__Problem to work on__:
Transcribe all of the data exactly. Omit the pictures.

__Extracted material__:
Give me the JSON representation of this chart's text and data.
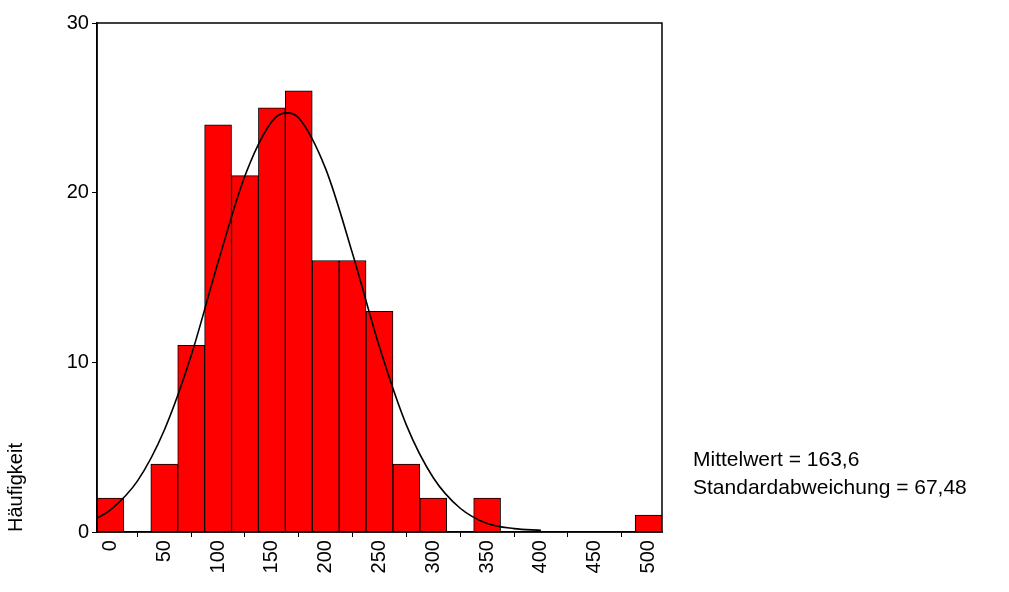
{
  "chart_data": {
    "type": "histogram",
    "ylabel": "Häufigkeit",
    "bins": [
      -12.5,
      12.5,
      37.5,
      62.5,
      87.5,
      112.5,
      137.5,
      162.5,
      187.5,
      212.5,
      237.5,
      262.5,
      287.5,
      312.5,
      337.5,
      362.5,
      387.5,
      412.5,
      437.5,
      462.5,
      487.5,
      512.5
    ],
    "values": [
      2,
      0,
      4,
      11,
      24,
      21,
      25,
      26,
      16,
      16,
      13,
      4,
      2,
      0,
      2,
      0,
      0,
      0,
      0,
      0,
      1
    ],
    "color": "#ff0000",
    "series": [
      {
        "type": "line",
        "color": "#000000",
        "x": [
          -12.5,
          0,
          25,
          50,
          75,
          100,
          125,
          150,
          163.6,
          175,
          200,
          225,
          250,
          275,
          300,
          325,
          350,
          375,
          400
        ],
        "values": [
          0.8,
          1.3,
          3.0,
          6.0,
          10.4,
          15.9,
          21.0,
          24.2,
          24.7,
          24.4,
          21.4,
          16.4,
          10.9,
          6.3,
          3.2,
          1.4,
          0.5,
          0.2,
          0.1
        ]
      }
    ],
    "xlim": [
      -12.5,
      512.5
    ],
    "xticks": [
      0,
      50,
      100,
      150,
      200,
      250,
      300,
      350,
      400,
      450,
      500
    ],
    "ylim": [
      0,
      30
    ],
    "yticks": [
      0,
      10,
      20,
      30
    ],
    "grid": false,
    "legend": false,
    "marker": "none",
    "annotations": [
      "Mittelwert = 163,6",
      "Standardabweichung = 67,48"
    ]
  }
}
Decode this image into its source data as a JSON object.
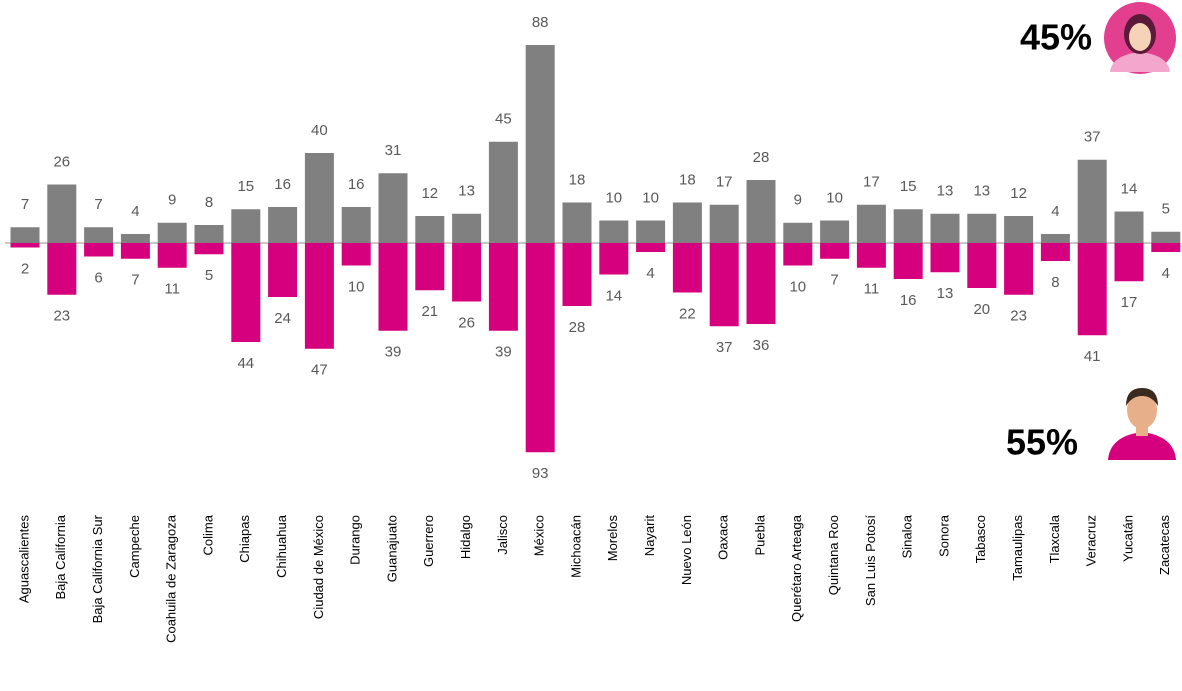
{
  "chart_data": {
    "type": "diverging-bar",
    "categories": [
      "Aguascalientes",
      "Baja California",
      "Baja California Sur",
      "Campeche",
      "Coahuila de Zaragoza",
      "Colima",
      "Chiapas",
      "Chihuahua",
      "Ciudad de México",
      "Durango",
      "Guanajuato",
      "Guerrero",
      "Hidalgo",
      "Jalisco",
      "México",
      "Michoacán",
      "Morelos",
      "Nayarit",
      "Nuevo León",
      "Oaxaca",
      "Puebla",
      "Querétaro Arteaga",
      "Quintana Roo",
      "San Luis Potosí",
      "Sinaloa",
      "Sonora",
      "Tabasco",
      "Tamaulipas",
      "Tlaxcala",
      "Veracruz",
      "Yucatán",
      "Zacatecas"
    ],
    "series": [
      {
        "color": "#808080",
        "direction": "up",
        "values": [
          7,
          26,
          7,
          4,
          9,
          8,
          15,
          16,
          40,
          16,
          31,
          12,
          13,
          45,
          88,
          18,
          10,
          10,
          18,
          17,
          28,
          9,
          10,
          17,
          15,
          13,
          13,
          12,
          4,
          37,
          14,
          5
        ]
      },
      {
        "color": "#d6007e",
        "direction": "down",
        "values": [
          2,
          23,
          6,
          7,
          11,
          5,
          44,
          24,
          47,
          10,
          39,
          21,
          26,
          39,
          93,
          28,
          14,
          4,
          22,
          37,
          36,
          10,
          7,
          11,
          16,
          13,
          20,
          23,
          8,
          41,
          17,
          4
        ]
      }
    ],
    "ylim": [
      0,
      100
    ],
    "annotations": [
      "45%",
      "55%"
    ]
  }
}
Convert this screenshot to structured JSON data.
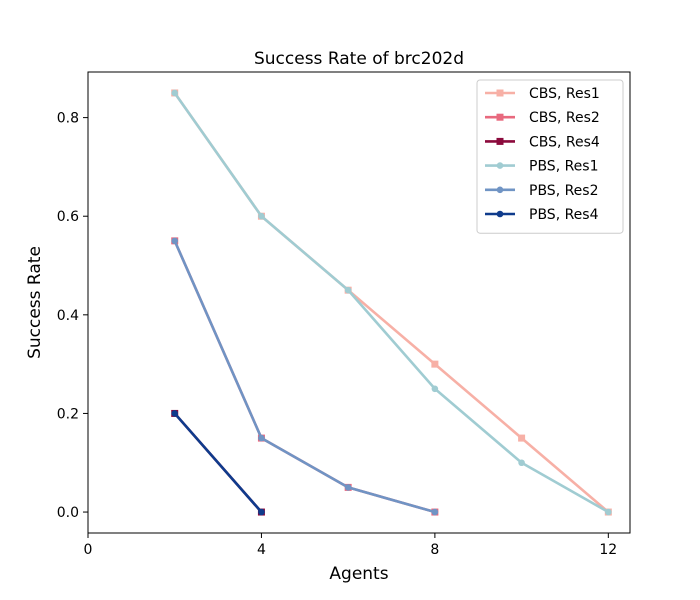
{
  "chart_data": {
    "type": "line",
    "title": "Success Rate of brc202d",
    "xlabel": "Agents",
    "ylabel": "Success Rate",
    "xlim": [
      0,
      12.5
    ],
    "ylim": [
      -0.0425,
      0.8925
    ],
    "xticks": [
      0,
      4,
      8,
      12
    ],
    "xtick_labels": [
      "0",
      "4",
      "8",
      "12"
    ],
    "yticks": [
      0.0,
      0.2,
      0.4,
      0.6,
      0.8
    ],
    "ytick_labels": [
      "0.0",
      "0.2",
      "0.4",
      "0.6",
      "0.8"
    ],
    "grid": false,
    "legend_position": "top-right",
    "series": [
      {
        "name": "CBS, Res1",
        "color": "#f7b0a6",
        "marker": "square",
        "x": [
          2,
          4,
          6,
          8,
          10,
          12
        ],
        "y": [
          0.85,
          0.6,
          0.45,
          0.3,
          0.15,
          0.0
        ]
      },
      {
        "name": "CBS, Res2",
        "color": "#e8697e",
        "marker": "square",
        "x": [
          2,
          4,
          6,
          8
        ],
        "y": [
          0.55,
          0.15,
          0.05,
          0.0
        ]
      },
      {
        "name": "CBS, Res4",
        "color": "#8b0a3c",
        "marker": "square",
        "x": [
          2,
          4
        ],
        "y": [
          0.2,
          0.0
        ]
      },
      {
        "name": "PBS, Res1",
        "color": "#a0ccd2",
        "marker": "circle",
        "x": [
          2,
          4,
          6,
          8,
          10,
          12
        ],
        "y": [
          0.85,
          0.6,
          0.45,
          0.25,
          0.1,
          0.0
        ]
      },
      {
        "name": "PBS, Res2",
        "color": "#7094c4",
        "marker": "circle",
        "x": [
          2,
          4,
          6,
          8
        ],
        "y": [
          0.55,
          0.15,
          0.05,
          0.0
        ]
      },
      {
        "name": "PBS, Res4",
        "color": "#0f3b8c",
        "marker": "circle",
        "x": [
          2,
          4
        ],
        "y": [
          0.2,
          0.0
        ]
      }
    ]
  }
}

__Solution to this task__:
Give me the JSON representation of this chart's text and data.
{
  "chart_data": {
    "type": "histogram",
    "ylabel": "Häufigkeit",
    "bins": [
      -12.5,
      12.5,
      37.5,
      62.5,
      87.5,
      112.5,
      137.5,
      162.5,
      187.5,
      212.5,
      237.5,
      262.5,
      287.5,
      312.5,
      337.5,
      362.5,
      387.5,
      412.5,
      437.5,
      462.5,
      487.5,
      512.5
    ],
    "values": [
      2,
      0,
      4,
      11,
      24,
      21,
      25,
      26,
      16,
      16,
      13,
      4,
      2,
      0,
      2,
      0,
      0,
      0,
      0,
      0,
      1
    ],
    "color": "#ff0000",
    "series": [
      {
        "type": "line",
        "color": "#000000",
        "x": [
          -12.5,
          0,
          25,
          50,
          75,
          100,
          125,
          150,
          163.6,
          175,
          200,
          225,
          250,
          275,
          300,
          325,
          350,
          375,
          400
        ],
        "values": [
          0.8,
          1.3,
          3.0,
          6.0,
          10.4,
          15.9,
          21.0,
          24.2,
          24.7,
          24.4,
          21.4,
          16.4,
          10.9,
          6.3,
          3.2,
          1.4,
          0.5,
          0.2,
          0.1
        ]
      }
    ],
    "xlim": [
      -12.5,
      512.5
    ],
    "xticks": [
      0,
      50,
      100,
      150,
      200,
      250,
      300,
      350,
      400,
      450,
      500
    ],
    "ylim": [
      0,
      30
    ],
    "yticks": [
      0,
      10,
      20,
      30
    ],
    "grid": false,
    "legend": false,
    "marker": "none",
    "annotations": [
      "Mittelwert = 163,6",
      "Standardabweichung = 67,48"
    ]
  }
}
Decode this image into its source data as a JSON object.
{
  "chart_data": {
    "type": "diverging-bar",
    "categories": [
      "Aguascalientes",
      "Baja California",
      "Baja California Sur",
      "Campeche",
      "Coahuila de Zaragoza",
      "Colima",
      "Chiapas",
      "Chihuahua",
      "Ciudad de México",
      "Durango",
      "Guanajuato",
      "Guerrero",
      "Hidalgo",
      "Jalisco",
      "México",
      "Michoacán",
      "Morelos",
      "Nayarit",
      "Nuevo León",
      "Oaxaca",
      "Puebla",
      "Querétaro Arteaga",
      "Quintana Roo",
      "San Luis Potosí",
      "Sinaloa",
      "Sonora",
      "Tabasco",
      "Tamaulipas",
      "Tlaxcala",
      "Veracruz",
      "Yucatán",
      "Zacatecas"
    ],
    "series": [
      {
        "color": "#808080",
        "direction": "up",
        "values": [
          7,
          26,
          7,
          4,
          9,
          8,
          15,
          16,
          40,
          16,
          31,
          12,
          13,
          45,
          88,
          18,
          10,
          10,
          18,
          17,
          28,
          9,
          10,
          17,
          15,
          13,
          13,
          12,
          4,
          37,
          14,
          5
        ]
      },
      {
        "color": "#d6007e",
        "direction": "down",
        "values": [
          2,
          23,
          6,
          7,
          11,
          5,
          44,
          24,
          47,
          10,
          39,
          21,
          26,
          39,
          93,
          28,
          14,
          4,
          22,
          37,
          36,
          10,
          7,
          11,
          16,
          13,
          20,
          23,
          8,
          41,
          17,
          4
        ]
      }
    ],
    "ylim": [
      0,
      100
    ],
    "annotations": [
      "45%",
      "55%"
    ]
  }
}
Convert this screenshot to structured JSON data.
{
  "chart_data": {
    "type": "line",
    "title": "Success Rate of brc202d",
    "xlabel": "Agents",
    "ylabel": "Success Rate",
    "xlim": [
      0,
      12.5
    ],
    "ylim": [
      -0.0425,
      0.8925
    ],
    "xticks": [
      0,
      4,
      8,
      12
    ],
    "xtick_labels": [
      "0",
      "4",
      "8",
      "12"
    ],
    "yticks": [
      0.0,
      0.2,
      0.4,
      0.6,
      0.8
    ],
    "ytick_labels": [
      "0.0",
      "0.2",
      "0.4",
      "0.6",
      "0.8"
    ],
    "grid": false,
    "legend_position": "top-right",
    "series": [
      {
        "name": "CBS, Res1",
        "color": "#f7b0a6",
        "marker": "square",
        "x": [
          2,
          4,
          6,
          8,
          10,
          12
        ],
        "y": [
          0.85,
          0.6,
          0.45,
          0.3,
          0.15,
          0.0
        ]
      },
      {
        "name": "CBS, Res2",
        "color": "#e8697e",
        "marker": "square",
        "x": [
          2,
          4,
          6,
          8
        ],
        "y": [
          0.55,
          0.15,
          0.05,
          0.0
        ]
      },
      {
        "name": "CBS, Res4",
        "color": "#8b0a3c",
        "marker": "square",
        "x": [
          2,
          4
        ],
        "y": [
          0.2,
          0.0
        ]
      },
      {
        "name": "PBS, Res1",
        "color": "#a0ccd2",
        "marker": "circle",
        "x": [
          2,
          4,
          6,
          8,
          10,
          12
        ],
        "y": [
          0.85,
          0.6,
          0.45,
          0.25,
          0.1,
          0.0
        ]
      },
      {
        "name": "PBS, Res2",
        "color": "#7094c4",
        "marker": "circle",
        "x": [
          2,
          4,
          6,
          8
        ],
        "y": [
          0.55,
          0.15,
          0.05,
          0.0
        ]
      },
      {
        "name": "PBS, Res4",
        "color": "#0f3b8c",
        "marker": "circle",
        "x": [
          2,
          4
        ],
        "y": [
          0.2,
          0.0
        ]
      }
    ]
  }
}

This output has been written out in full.